[Start Given entries]

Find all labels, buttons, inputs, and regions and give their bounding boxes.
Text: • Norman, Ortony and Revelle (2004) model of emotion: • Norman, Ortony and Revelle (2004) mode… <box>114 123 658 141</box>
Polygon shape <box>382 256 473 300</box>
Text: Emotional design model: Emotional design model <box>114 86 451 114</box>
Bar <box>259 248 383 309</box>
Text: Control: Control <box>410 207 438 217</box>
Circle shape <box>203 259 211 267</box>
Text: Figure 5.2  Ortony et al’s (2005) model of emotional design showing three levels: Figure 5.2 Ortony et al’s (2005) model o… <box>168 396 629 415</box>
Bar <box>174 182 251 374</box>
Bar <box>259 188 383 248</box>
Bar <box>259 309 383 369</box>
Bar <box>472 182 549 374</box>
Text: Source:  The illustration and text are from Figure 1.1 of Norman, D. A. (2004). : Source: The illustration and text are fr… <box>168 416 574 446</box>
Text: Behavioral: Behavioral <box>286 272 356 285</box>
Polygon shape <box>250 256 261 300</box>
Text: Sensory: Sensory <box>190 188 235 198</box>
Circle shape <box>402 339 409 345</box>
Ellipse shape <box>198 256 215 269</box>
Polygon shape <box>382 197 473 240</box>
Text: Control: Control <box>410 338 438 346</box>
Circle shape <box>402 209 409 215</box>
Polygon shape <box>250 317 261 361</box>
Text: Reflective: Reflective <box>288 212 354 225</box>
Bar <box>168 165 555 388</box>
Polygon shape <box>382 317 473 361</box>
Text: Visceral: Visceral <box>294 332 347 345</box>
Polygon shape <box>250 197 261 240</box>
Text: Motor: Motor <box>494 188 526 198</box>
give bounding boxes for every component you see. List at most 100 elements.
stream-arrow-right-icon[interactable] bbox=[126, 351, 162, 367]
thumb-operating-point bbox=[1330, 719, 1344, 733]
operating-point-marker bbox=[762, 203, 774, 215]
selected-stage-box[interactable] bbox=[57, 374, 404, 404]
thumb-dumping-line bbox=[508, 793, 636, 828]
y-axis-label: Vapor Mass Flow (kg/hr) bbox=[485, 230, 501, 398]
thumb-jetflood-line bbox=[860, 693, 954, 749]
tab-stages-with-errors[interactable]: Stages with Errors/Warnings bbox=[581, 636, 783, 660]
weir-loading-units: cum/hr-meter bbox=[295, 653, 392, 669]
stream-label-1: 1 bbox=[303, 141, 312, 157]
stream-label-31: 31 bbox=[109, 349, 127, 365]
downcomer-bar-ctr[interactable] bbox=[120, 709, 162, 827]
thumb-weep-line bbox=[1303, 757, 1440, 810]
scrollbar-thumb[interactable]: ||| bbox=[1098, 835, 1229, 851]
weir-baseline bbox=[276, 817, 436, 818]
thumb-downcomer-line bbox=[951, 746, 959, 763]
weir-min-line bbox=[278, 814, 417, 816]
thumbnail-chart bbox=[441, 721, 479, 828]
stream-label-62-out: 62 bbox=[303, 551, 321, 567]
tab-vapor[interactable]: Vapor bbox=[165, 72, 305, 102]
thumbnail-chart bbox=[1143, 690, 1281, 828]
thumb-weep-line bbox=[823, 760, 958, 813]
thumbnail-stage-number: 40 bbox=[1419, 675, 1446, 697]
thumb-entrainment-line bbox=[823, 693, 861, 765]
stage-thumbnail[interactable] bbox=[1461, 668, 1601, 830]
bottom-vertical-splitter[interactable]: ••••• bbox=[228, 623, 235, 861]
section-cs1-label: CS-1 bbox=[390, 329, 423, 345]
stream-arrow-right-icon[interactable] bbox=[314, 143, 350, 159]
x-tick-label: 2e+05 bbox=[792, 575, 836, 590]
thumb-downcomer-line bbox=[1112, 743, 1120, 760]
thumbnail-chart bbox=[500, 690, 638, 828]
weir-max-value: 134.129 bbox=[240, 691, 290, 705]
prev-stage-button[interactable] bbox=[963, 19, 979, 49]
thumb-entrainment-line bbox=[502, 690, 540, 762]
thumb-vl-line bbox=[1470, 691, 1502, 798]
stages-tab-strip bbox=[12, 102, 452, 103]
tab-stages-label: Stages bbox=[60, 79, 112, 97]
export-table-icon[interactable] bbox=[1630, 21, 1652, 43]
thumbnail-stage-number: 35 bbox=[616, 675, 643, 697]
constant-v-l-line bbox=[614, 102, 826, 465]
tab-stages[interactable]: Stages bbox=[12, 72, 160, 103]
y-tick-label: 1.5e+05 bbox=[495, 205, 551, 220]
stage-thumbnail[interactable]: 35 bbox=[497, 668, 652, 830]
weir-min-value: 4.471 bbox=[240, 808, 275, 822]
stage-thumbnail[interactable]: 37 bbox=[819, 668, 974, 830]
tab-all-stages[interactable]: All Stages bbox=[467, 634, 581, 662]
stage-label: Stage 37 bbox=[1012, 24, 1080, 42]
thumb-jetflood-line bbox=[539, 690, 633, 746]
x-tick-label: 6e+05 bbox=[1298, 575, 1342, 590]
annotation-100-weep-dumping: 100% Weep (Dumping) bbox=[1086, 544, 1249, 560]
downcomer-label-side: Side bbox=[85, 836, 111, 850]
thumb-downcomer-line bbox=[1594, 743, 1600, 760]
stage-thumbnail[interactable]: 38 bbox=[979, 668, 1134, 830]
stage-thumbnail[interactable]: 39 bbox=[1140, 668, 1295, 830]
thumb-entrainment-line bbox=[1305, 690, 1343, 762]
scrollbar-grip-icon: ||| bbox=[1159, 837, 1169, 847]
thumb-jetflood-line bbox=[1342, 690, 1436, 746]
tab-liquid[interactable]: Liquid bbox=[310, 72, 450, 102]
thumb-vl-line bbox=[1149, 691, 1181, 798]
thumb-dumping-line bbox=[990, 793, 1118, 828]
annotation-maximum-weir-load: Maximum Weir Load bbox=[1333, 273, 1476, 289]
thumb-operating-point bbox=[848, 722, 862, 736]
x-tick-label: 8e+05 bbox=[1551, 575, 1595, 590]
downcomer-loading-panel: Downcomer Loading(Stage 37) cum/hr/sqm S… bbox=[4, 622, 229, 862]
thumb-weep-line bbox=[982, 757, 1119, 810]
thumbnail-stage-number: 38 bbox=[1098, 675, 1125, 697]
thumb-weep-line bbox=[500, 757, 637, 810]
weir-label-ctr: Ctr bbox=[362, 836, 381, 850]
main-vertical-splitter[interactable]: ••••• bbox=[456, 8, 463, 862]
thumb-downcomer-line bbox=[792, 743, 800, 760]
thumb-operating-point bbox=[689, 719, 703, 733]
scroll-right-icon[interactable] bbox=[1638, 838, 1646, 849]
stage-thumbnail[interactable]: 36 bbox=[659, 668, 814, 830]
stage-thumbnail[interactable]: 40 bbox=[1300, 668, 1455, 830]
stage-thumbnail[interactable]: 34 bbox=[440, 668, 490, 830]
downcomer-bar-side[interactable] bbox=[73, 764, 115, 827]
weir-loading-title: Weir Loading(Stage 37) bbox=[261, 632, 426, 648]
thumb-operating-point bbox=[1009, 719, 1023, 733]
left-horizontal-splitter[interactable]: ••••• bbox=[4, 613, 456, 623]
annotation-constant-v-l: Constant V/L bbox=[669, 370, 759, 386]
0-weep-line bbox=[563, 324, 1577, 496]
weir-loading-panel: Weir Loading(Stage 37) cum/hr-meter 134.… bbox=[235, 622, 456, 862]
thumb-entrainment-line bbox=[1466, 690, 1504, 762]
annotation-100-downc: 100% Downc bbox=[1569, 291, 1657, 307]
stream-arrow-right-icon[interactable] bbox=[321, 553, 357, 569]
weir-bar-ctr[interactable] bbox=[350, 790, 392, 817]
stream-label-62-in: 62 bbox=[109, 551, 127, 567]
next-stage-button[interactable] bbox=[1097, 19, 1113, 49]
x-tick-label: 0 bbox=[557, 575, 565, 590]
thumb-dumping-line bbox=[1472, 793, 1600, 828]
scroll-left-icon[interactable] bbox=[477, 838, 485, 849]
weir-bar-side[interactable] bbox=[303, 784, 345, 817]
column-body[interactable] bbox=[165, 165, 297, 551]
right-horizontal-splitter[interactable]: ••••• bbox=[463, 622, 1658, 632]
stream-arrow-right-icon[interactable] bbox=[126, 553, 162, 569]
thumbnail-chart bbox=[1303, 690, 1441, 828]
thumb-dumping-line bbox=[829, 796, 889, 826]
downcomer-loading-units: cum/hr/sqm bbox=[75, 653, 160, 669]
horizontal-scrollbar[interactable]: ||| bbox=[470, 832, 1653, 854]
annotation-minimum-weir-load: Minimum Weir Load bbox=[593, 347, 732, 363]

[End Given entries]

§ **Set problem**
Please copy out, word for word, the stretch of the records from the very start through the line containing "Polygon shape <box>382 256 473 300</box>".

§ **Exercise response**
Find all labels, buttons, inputs, and regions and give their bounding boxes.
Text: • Norman, Ortony and Revelle (2004) model of emotion: • Norman, Ortony and Revelle (2004) mode… <box>114 123 658 141</box>
Polygon shape <box>382 256 473 300</box>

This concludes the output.